**WRITTEN INSTRUCTION:**
Here are records with pictures in them. Copy all of them exactly and leave the pictures out.

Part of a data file

%%

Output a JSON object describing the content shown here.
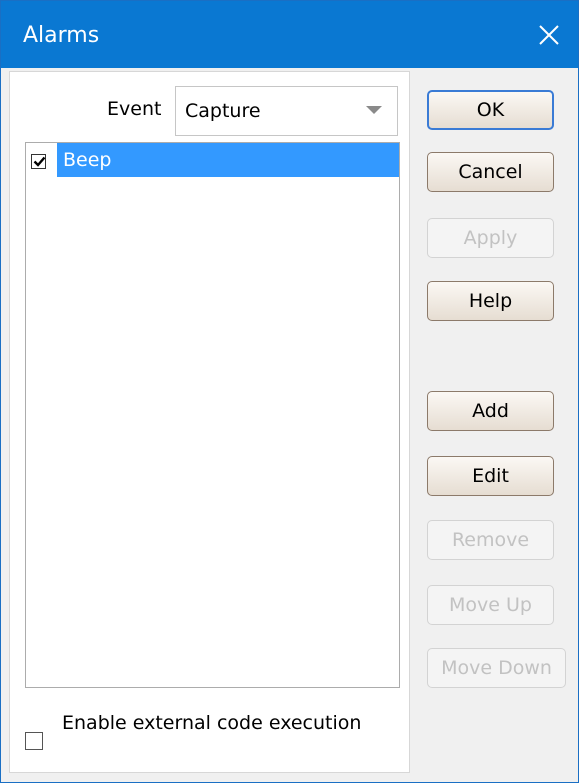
{
  "window": {
    "title": "Alarms"
  },
  "event": {
    "label": "Event",
    "selected": "Capture"
  },
  "alarms": [
    {
      "label": "Beep",
      "checked": true,
      "selected": true
    }
  ],
  "options": {
    "external_code_label": "Enable external code execution",
    "external_code_checked": false
  },
  "buttons": {
    "ok": "OK",
    "cancel": "Cancel",
    "apply": "Apply",
    "help": "Help",
    "add": "Add",
    "edit": "Edit",
    "remove": "Remove",
    "move_up": "Move Up",
    "move_down": "Move Down"
  },
  "colors": {
    "titlebar": "#0a78d2",
    "selection": "#3399ff"
  }
}
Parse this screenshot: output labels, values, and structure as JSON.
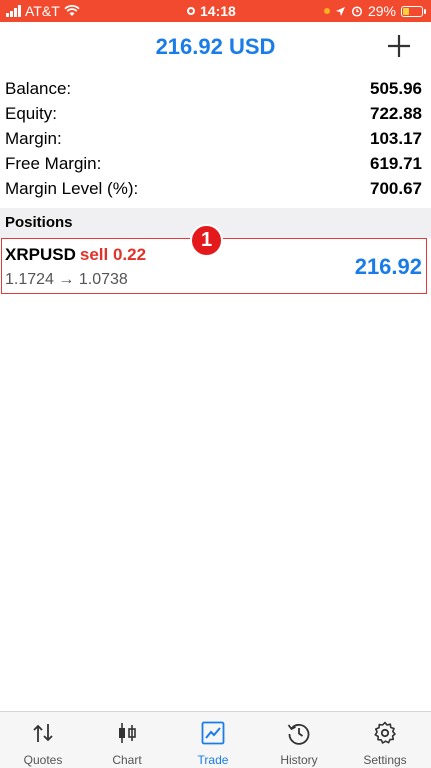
{
  "status_bar": {
    "carrier": "AT&T",
    "time": "14:18",
    "battery": "29%",
    "accent": "#f24a2e"
  },
  "header": {
    "title": "216.92 USD",
    "add_icon": "plus-icon"
  },
  "summary": [
    {
      "label": "Balance:",
      "value": "505.96"
    },
    {
      "label": "Equity:",
      "value": "722.88"
    },
    {
      "label": "Margin:",
      "value": "103.17"
    },
    {
      "label": "Free Margin:",
      "value": "619.71"
    },
    {
      "label": "Margin Level (%):",
      "value": "700.67"
    }
  ],
  "positions": {
    "heading": "Positions",
    "badge": "1",
    "items": [
      {
        "symbol": "XRPUSD",
        "side": "sell 0.22",
        "open_price": "1.1724",
        "arrow": "→",
        "current_price": "1.0738",
        "profit": "216.92"
      }
    ]
  },
  "tabs": [
    {
      "label": "Quotes",
      "icon": "quotes-arrows-icon",
      "active": false
    },
    {
      "label": "Chart",
      "icon": "candlestick-chart-icon",
      "active": false
    },
    {
      "label": "Trade",
      "icon": "trade-chart-icon",
      "active": true
    },
    {
      "label": "History",
      "icon": "history-clock-icon",
      "active": false
    },
    {
      "label": "Settings",
      "icon": "gear-icon",
      "active": false
    }
  ],
  "colors": {
    "brand_blue": "#1a7ce8",
    "sell_red": "#e0332b",
    "highlight_red": "#e23b3b"
  }
}
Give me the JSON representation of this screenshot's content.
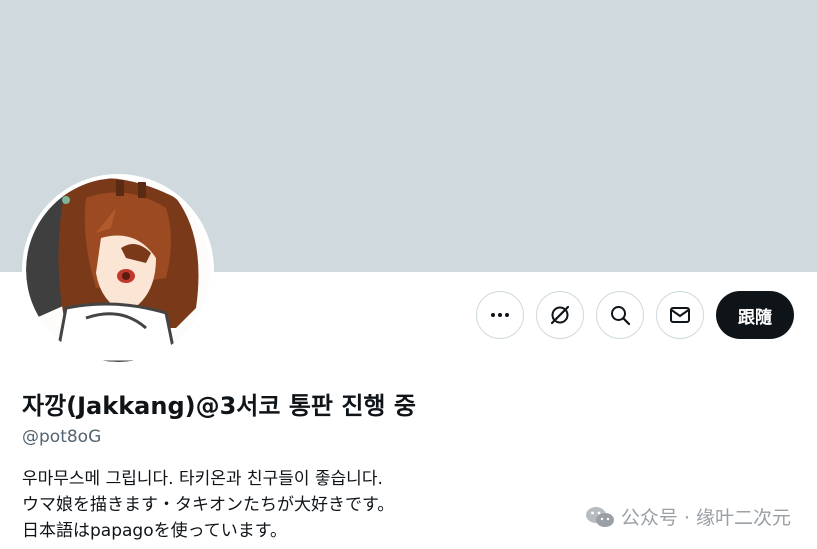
{
  "profile": {
    "display_name": "자깡(Jakkang)@3서코 통판 진행 중",
    "handle": "@pot8oG",
    "bio": [
      "우마무스메 그립니다. 타키온과 친구들이 좋습니다.",
      "ウマ娘を描きます・タキオンたちが大好きです。",
      "日本語はpapagoを使っています。"
    ],
    "banner_color": "#cfd9de"
  },
  "actions": {
    "more_icon": "more-horizontal-icon",
    "grok_icon": "grok-icon",
    "search_icon": "search-icon",
    "message_icon": "mail-icon",
    "follow_label": "跟隨"
  },
  "watermark": {
    "text": "公众号 · 缘叶二次元",
    "icon": "wechat-icon"
  }
}
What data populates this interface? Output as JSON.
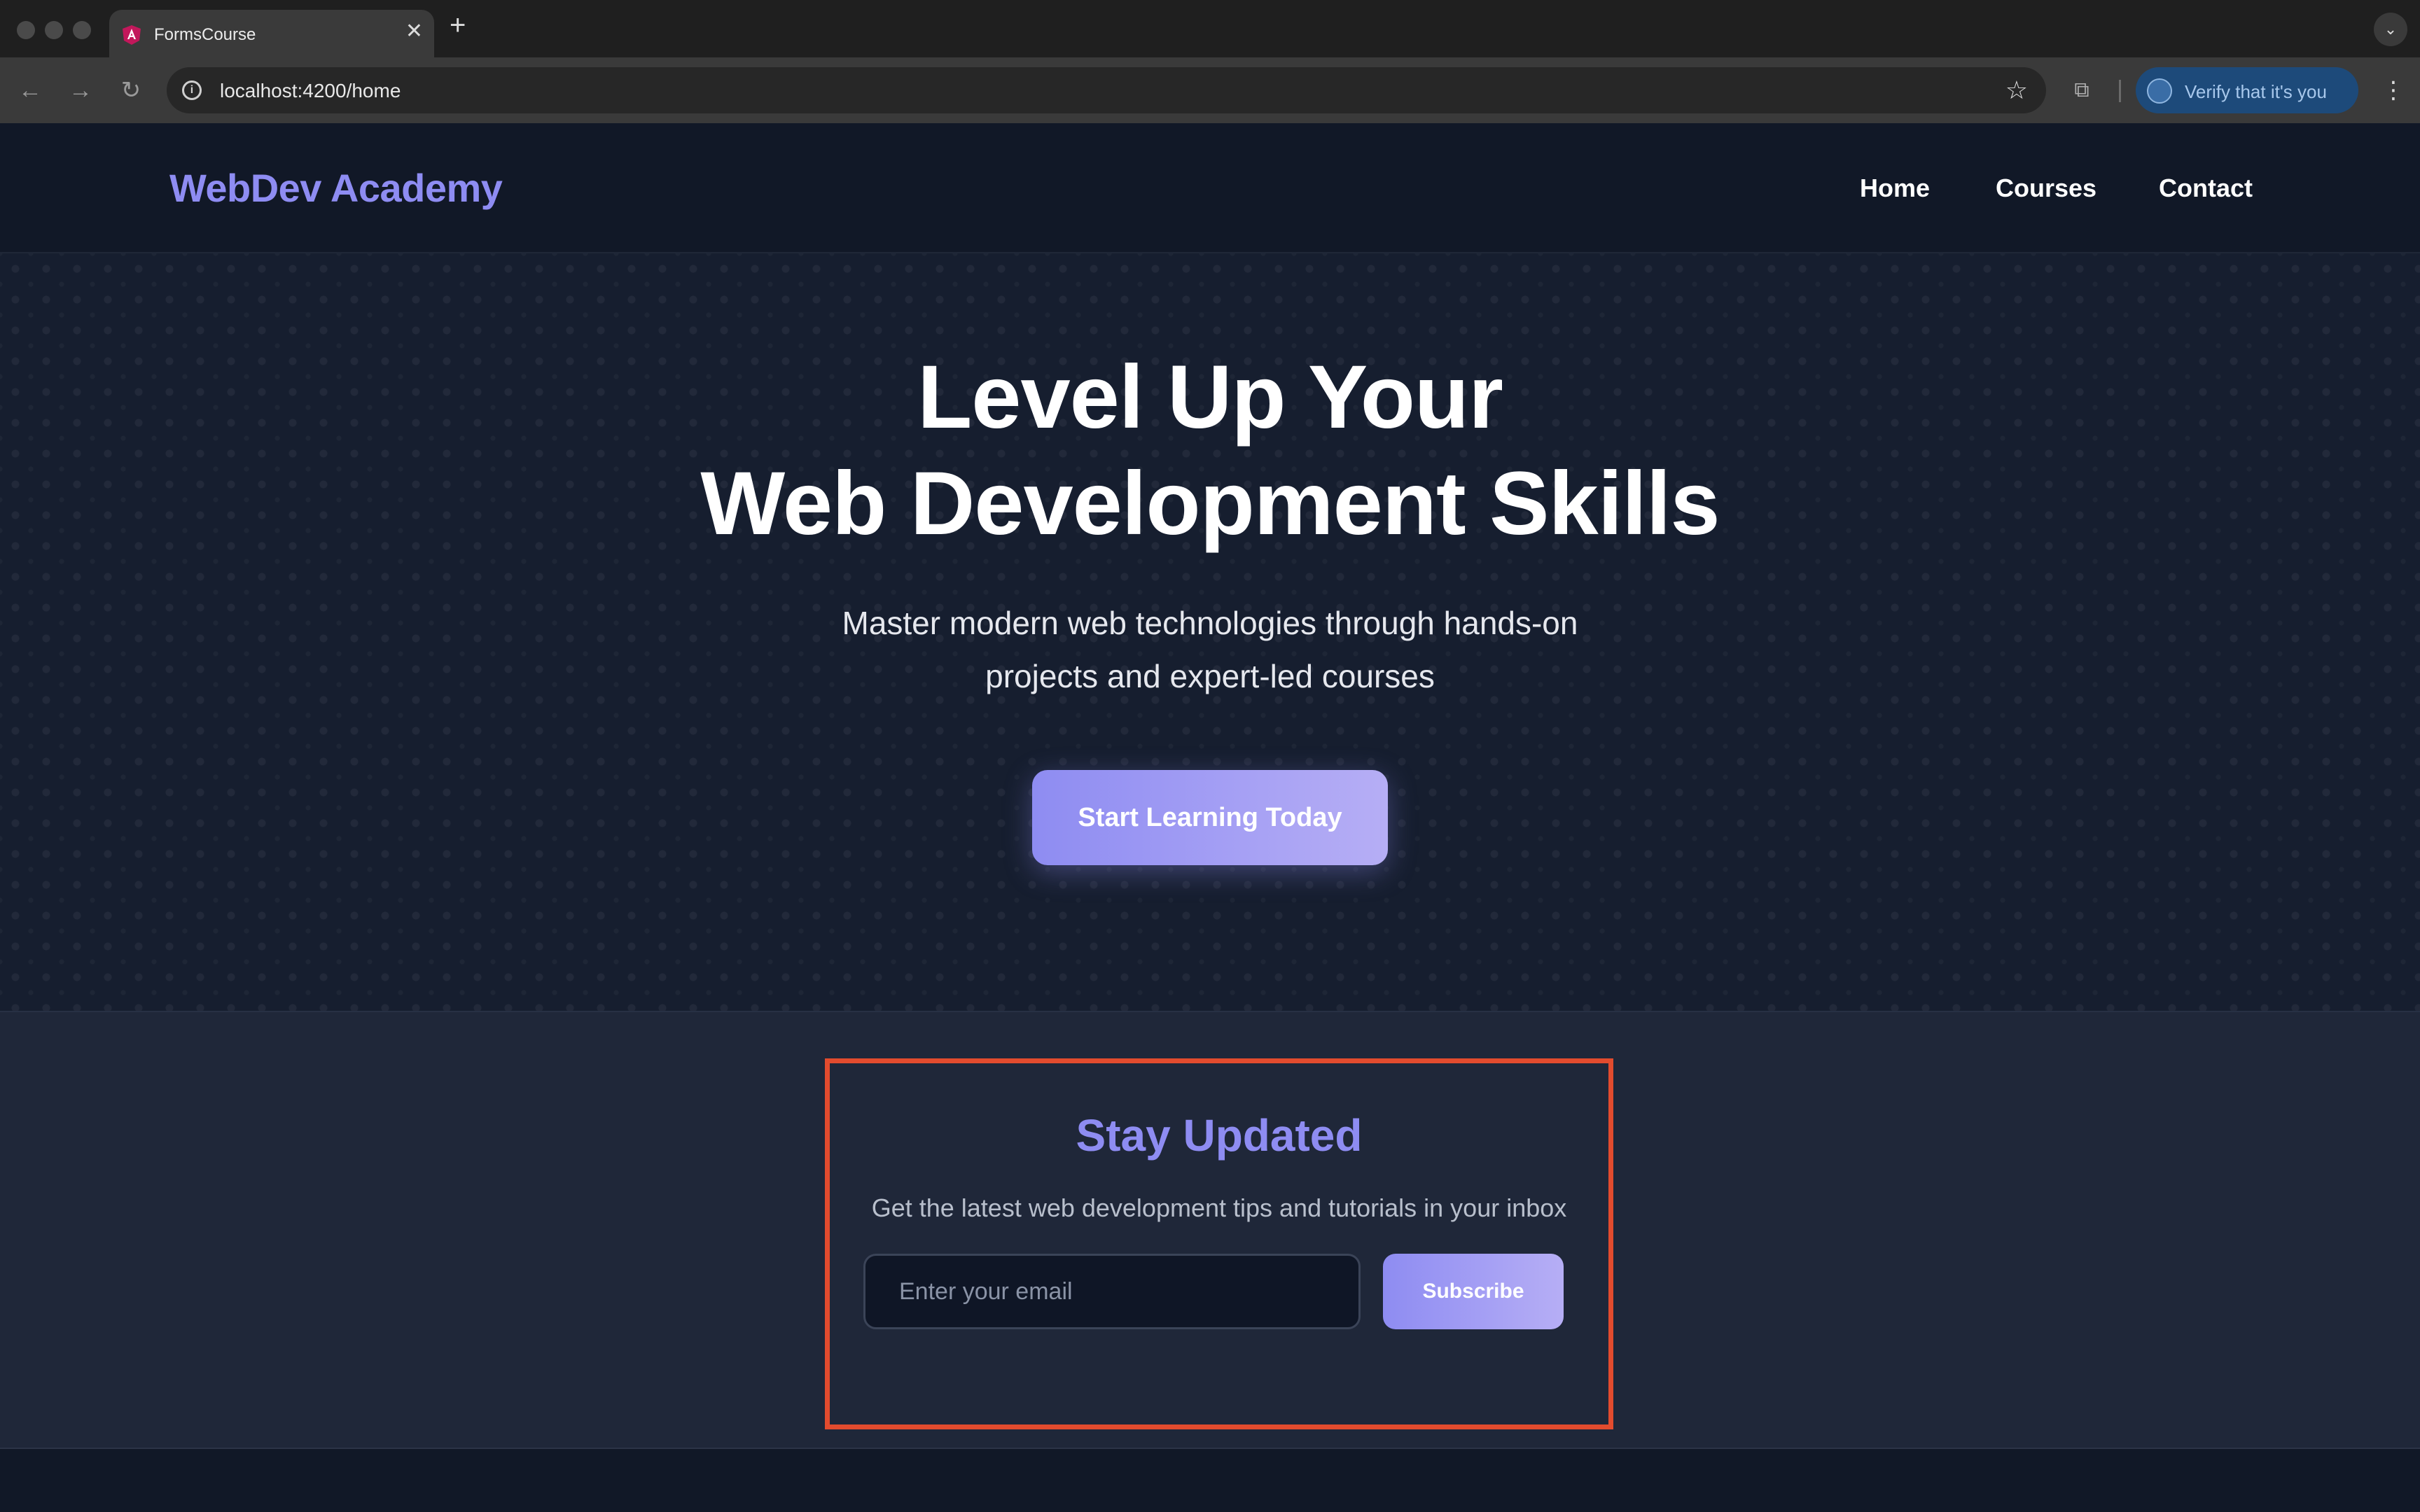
{
  "browser": {
    "tab_title": "FormsCourse",
    "new_tab_symbol": "+",
    "close_symbol": "✕",
    "url": "localhost:4200/home",
    "verify_label": "Verify that it's you",
    "icons": [
      "back-icon",
      "forward-icon",
      "reload-icon",
      "info-icon",
      "star-icon",
      "extensions-icon",
      "menu-icon"
    ]
  },
  "header": {
    "logo": "WebDev Academy",
    "nav": [
      {
        "label": "Home"
      },
      {
        "label": "Courses"
      },
      {
        "label": "Contact"
      }
    ]
  },
  "hero": {
    "title_line1": "Level Up Your",
    "title_line2": "Web Development Skills",
    "subtitle_line1": "Master modern web technologies through hands-on",
    "subtitle_line2": "projects and expert-led courses",
    "cta_label": "Start Learning Today"
  },
  "newsletter": {
    "title": "Stay Updated",
    "subtitle": "Get the latest web development tips and tutorials in your inbox",
    "email_value": "",
    "email_placeholder": "Enter your email",
    "subscribe_label": "Subscribe"
  },
  "colors": {
    "accent": "#8e8cf2",
    "accent_light": "#b6aef5",
    "page_bg": "#111827",
    "highlight_border": "#e24b2e"
  }
}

%%

**THE SOLUTION:**
Output a JSON object describing the content shown here.
{
  "window": {
    "title": "Alarms"
  },
  "event": {
    "label": "Event",
    "selected": "Capture"
  },
  "alarms": [
    {
      "label": "Beep",
      "checked": true,
      "selected": true
    }
  ],
  "options": {
    "external_code_label": "Enable external code execution",
    "external_code_checked": false
  },
  "buttons": {
    "ok": "OK",
    "cancel": "Cancel",
    "apply": "Apply",
    "help": "Help",
    "add": "Add",
    "edit": "Edit",
    "remove": "Remove",
    "move_up": "Move Up",
    "move_down": "Move Down"
  },
  "colors": {
    "titlebar": "#0a78d2",
    "selection": "#3399ff"
  }
}
Parse this screenshot: output labels, values, and structure as JSON.
{
  "status_bar": {
    "carrier": "AT&T",
    "time": "14:18",
    "battery": "29%",
    "accent": "#f24a2e"
  },
  "header": {
    "title": "216.92 USD",
    "add_icon": "plus-icon"
  },
  "summary": [
    {
      "label": "Balance:",
      "value": "505.96"
    },
    {
      "label": "Equity:",
      "value": "722.88"
    },
    {
      "label": "Margin:",
      "value": "103.17"
    },
    {
      "label": "Free Margin:",
      "value": "619.71"
    },
    {
      "label": "Margin Level (%):",
      "value": "700.67"
    }
  ],
  "positions": {
    "heading": "Positions",
    "badge": "1",
    "items": [
      {
        "symbol": "XRPUSD",
        "side": "sell 0.22",
        "open_price": "1.1724",
        "arrow": "→",
        "current_price": "1.0738",
        "profit": "216.92"
      }
    ]
  },
  "tabs": [
    {
      "label": "Quotes",
      "icon": "quotes-arrows-icon",
      "active": false
    },
    {
      "label": "Chart",
      "icon": "candlestick-chart-icon",
      "active": false
    },
    {
      "label": "Trade",
      "icon": "trade-chart-icon",
      "active": true
    },
    {
      "label": "History",
      "icon": "history-clock-icon",
      "active": false
    },
    {
      "label": "Settings",
      "icon": "gear-icon",
      "active": false
    }
  ],
  "colors": {
    "brand_blue": "#1a7ce8",
    "sell_red": "#e0332b",
    "highlight_red": "#e23b3b"
  }
}
Give me the JSON representation of this screenshot's content.
{
  "profile": {
    "display_name": "자깡(Jakkang)@3서코 통판 진행 중",
    "handle": "@pot8oG",
    "bio": [
      "우마무스메 그립니다. 타키온과 친구들이 좋습니다.",
      "ウマ娘を描きます・タキオンたちが大好きです。",
      "日本語はpapagoを使っています。"
    ],
    "banner_color": "#cfd9de"
  },
  "actions": {
    "more_icon": "more-horizontal-icon",
    "grok_icon": "grok-icon",
    "search_icon": "search-icon",
    "message_icon": "mail-icon",
    "follow_label": "跟隨"
  },
  "watermark": {
    "text": "公众号 · 缘叶二次元",
    "icon": "wechat-icon"
  }
}
What data populates this interface? Output as JSON.
{
  "browser": {
    "tab_title": "FormsCourse",
    "new_tab_symbol": "+",
    "close_symbol": "✕",
    "url": "localhost:4200/home",
    "verify_label": "Verify that it's you",
    "icons": [
      "back-icon",
      "forward-icon",
      "reload-icon",
      "info-icon",
      "star-icon",
      "extensions-icon",
      "menu-icon"
    ]
  },
  "header": {
    "logo": "WebDev Academy",
    "nav": [
      {
        "label": "Home"
      },
      {
        "label": "Courses"
      },
      {
        "label": "Contact"
      }
    ]
  },
  "hero": {
    "title_line1": "Level Up Your",
    "title_line2": "Web Development Skills",
    "subtitle_line1": "Master modern web technologies through hands-on",
    "subtitle_line2": "projects and expert-led courses",
    "cta_label": "Start Learning Today"
  },
  "newsletter": {
    "title": "Stay Updated",
    "subtitle": "Get the latest web development tips and tutorials in your inbox",
    "email_value": "",
    "email_placeholder": "Enter your email",
    "subscribe_label": "Subscribe"
  },
  "colors": {
    "accent": "#8e8cf2",
    "accent_light": "#b6aef5",
    "page_bg": "#111827",
    "highlight_border": "#e24b2e"
  }
}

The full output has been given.